**Work to do**
Determine which lines of the records include the word "name", and copy them.

Stored data
## Begin
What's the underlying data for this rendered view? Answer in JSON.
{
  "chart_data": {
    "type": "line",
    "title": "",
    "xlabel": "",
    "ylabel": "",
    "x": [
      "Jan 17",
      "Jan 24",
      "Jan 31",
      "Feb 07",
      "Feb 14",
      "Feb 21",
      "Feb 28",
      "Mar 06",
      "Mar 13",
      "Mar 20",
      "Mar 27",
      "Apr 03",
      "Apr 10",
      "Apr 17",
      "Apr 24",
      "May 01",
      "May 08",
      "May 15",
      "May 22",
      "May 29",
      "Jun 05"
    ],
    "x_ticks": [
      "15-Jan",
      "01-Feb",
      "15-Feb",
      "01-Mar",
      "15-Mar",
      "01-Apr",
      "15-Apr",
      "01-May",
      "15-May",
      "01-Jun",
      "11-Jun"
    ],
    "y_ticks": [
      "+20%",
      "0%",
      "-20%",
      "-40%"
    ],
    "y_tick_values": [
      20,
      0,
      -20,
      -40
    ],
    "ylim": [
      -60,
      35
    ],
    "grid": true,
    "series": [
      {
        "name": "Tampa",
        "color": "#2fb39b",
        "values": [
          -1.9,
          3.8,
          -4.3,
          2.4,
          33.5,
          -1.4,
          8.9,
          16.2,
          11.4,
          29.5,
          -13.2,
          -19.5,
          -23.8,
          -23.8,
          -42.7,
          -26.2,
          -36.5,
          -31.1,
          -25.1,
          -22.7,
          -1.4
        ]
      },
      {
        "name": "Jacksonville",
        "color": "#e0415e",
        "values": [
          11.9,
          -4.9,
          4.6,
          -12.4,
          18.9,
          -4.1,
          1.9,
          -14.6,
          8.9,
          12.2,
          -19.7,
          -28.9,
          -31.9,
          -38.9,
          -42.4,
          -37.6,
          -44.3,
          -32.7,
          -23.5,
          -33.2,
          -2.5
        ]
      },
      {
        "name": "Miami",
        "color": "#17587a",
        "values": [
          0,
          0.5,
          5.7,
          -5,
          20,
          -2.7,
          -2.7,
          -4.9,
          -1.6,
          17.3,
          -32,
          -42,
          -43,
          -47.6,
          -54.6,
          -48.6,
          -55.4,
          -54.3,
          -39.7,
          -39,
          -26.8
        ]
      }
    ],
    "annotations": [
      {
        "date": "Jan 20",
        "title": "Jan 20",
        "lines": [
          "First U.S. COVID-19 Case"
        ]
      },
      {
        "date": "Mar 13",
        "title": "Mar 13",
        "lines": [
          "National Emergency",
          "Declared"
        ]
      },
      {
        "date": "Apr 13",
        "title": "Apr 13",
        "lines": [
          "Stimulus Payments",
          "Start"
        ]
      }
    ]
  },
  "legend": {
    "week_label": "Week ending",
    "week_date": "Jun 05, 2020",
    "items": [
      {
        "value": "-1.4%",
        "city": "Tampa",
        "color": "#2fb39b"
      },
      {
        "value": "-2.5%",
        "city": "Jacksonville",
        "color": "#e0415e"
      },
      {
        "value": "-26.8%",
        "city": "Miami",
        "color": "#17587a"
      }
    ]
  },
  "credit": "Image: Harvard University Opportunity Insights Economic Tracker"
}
## End
**Solution to this task**
        "name": "Tampa",
        "name": "Jacksonville",
        "name": "Miami",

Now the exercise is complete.